--- begin ---
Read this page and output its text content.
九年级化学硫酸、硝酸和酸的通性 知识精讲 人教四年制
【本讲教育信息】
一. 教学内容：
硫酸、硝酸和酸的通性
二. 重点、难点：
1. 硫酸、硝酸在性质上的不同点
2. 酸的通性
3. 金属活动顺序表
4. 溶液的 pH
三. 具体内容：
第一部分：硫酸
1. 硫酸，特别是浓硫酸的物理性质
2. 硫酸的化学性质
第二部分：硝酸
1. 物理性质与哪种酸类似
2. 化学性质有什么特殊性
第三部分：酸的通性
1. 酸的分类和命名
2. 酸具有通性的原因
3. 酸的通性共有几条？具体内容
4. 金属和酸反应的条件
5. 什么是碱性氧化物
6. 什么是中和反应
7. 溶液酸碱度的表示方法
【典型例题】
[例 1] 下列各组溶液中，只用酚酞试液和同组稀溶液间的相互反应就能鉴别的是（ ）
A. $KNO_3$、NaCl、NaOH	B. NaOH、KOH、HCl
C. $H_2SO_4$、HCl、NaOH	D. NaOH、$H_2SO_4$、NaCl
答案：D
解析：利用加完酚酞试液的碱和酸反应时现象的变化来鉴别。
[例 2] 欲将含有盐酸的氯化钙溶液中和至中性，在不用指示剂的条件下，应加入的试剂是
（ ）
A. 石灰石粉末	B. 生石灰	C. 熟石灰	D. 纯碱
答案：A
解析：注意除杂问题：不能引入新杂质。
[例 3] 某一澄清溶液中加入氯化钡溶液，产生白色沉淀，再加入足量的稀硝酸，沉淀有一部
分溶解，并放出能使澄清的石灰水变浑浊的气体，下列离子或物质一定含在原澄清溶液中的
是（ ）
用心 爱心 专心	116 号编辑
--- end ---
--- begin ---
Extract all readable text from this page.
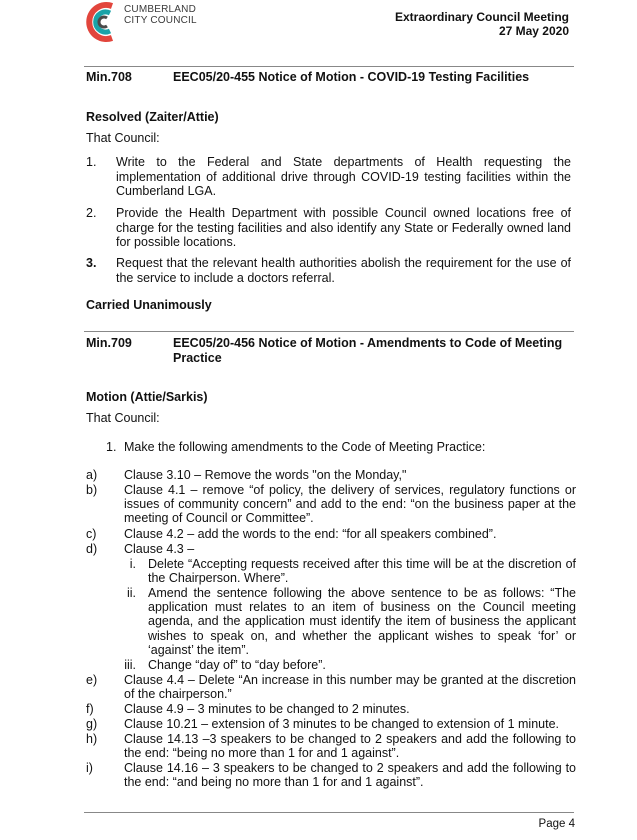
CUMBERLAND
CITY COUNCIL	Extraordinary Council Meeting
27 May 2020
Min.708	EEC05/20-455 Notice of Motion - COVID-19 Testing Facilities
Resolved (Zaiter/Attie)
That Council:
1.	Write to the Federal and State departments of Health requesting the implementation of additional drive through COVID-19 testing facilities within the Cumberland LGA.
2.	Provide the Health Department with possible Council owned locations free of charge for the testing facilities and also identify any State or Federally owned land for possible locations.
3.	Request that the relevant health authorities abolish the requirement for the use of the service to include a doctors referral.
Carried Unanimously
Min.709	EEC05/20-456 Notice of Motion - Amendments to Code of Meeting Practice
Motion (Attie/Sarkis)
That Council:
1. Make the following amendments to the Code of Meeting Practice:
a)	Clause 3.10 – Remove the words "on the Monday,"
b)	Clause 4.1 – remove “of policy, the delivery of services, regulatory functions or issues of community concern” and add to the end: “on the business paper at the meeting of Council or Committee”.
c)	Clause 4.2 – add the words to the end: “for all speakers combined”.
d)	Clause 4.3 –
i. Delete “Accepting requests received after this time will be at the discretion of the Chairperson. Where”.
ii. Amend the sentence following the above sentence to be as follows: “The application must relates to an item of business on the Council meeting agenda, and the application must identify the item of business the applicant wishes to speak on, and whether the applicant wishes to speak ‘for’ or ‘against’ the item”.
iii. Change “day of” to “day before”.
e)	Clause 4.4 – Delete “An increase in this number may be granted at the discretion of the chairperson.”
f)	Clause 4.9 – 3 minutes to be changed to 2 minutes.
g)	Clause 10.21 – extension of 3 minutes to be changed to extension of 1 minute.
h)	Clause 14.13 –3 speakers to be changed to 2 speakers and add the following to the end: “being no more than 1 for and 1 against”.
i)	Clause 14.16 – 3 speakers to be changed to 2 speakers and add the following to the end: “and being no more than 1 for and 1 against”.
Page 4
--- end ---
--- begin ---
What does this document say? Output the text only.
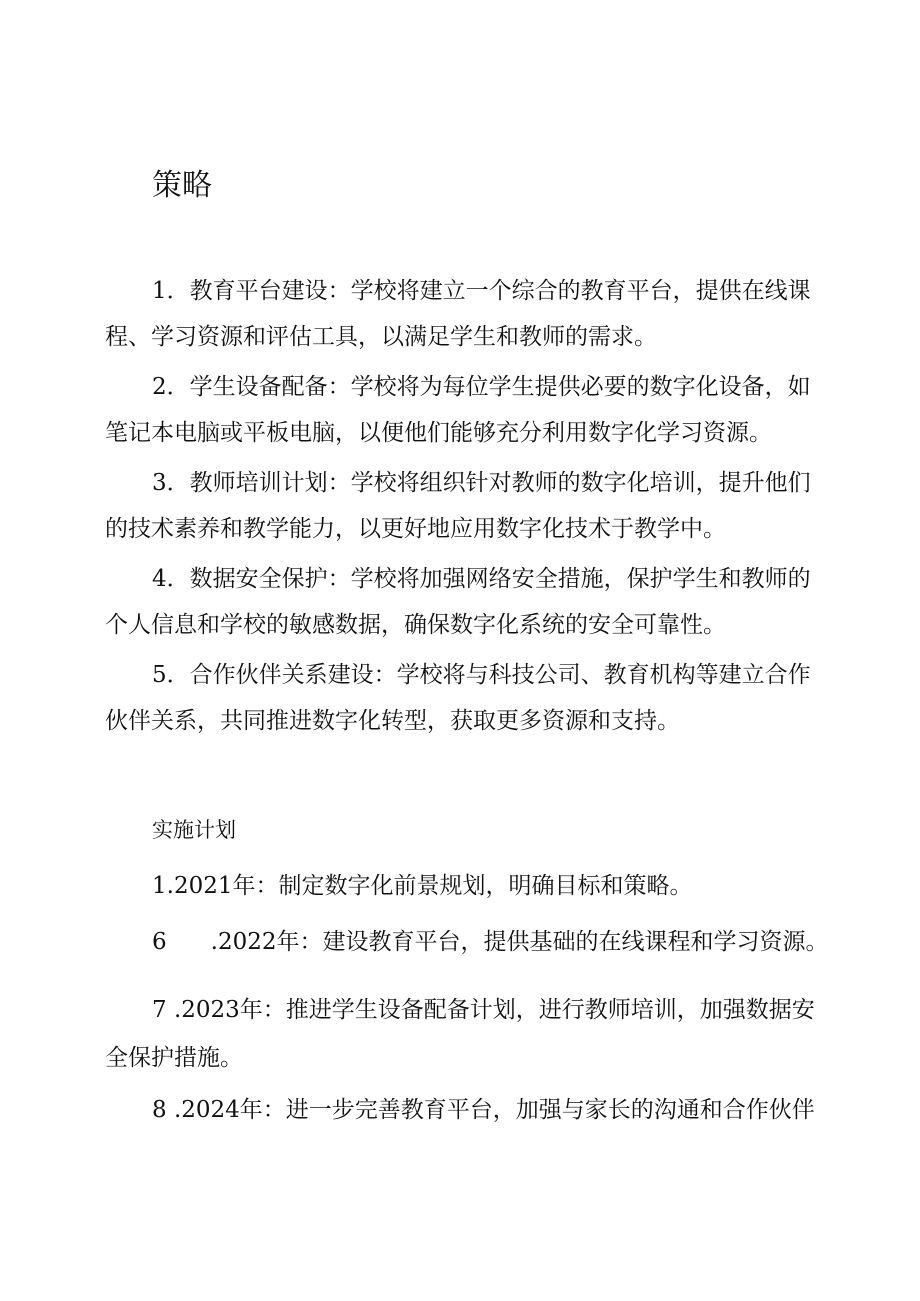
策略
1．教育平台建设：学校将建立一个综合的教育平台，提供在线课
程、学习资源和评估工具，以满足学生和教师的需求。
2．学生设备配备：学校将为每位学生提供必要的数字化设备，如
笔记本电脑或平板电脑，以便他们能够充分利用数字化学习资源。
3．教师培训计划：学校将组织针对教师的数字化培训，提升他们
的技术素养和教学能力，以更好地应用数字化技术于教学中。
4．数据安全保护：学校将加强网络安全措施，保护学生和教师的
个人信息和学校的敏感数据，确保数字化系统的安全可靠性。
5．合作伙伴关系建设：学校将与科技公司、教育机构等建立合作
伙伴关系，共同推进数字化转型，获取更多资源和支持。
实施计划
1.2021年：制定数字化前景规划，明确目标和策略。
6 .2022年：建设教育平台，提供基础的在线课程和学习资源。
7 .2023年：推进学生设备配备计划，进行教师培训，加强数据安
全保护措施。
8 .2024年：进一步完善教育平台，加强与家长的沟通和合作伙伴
--- end ---
## Exercise directions
In the records above, find each line holding "NaOH" and copy it.

## Result below
A. $KNO_3$、NaCl、NaOH	B. NaOH、KOH、HCl
C. $H_2SO_4$、HCl、NaOH	D. NaOH、$H_2SO_4$、NaCl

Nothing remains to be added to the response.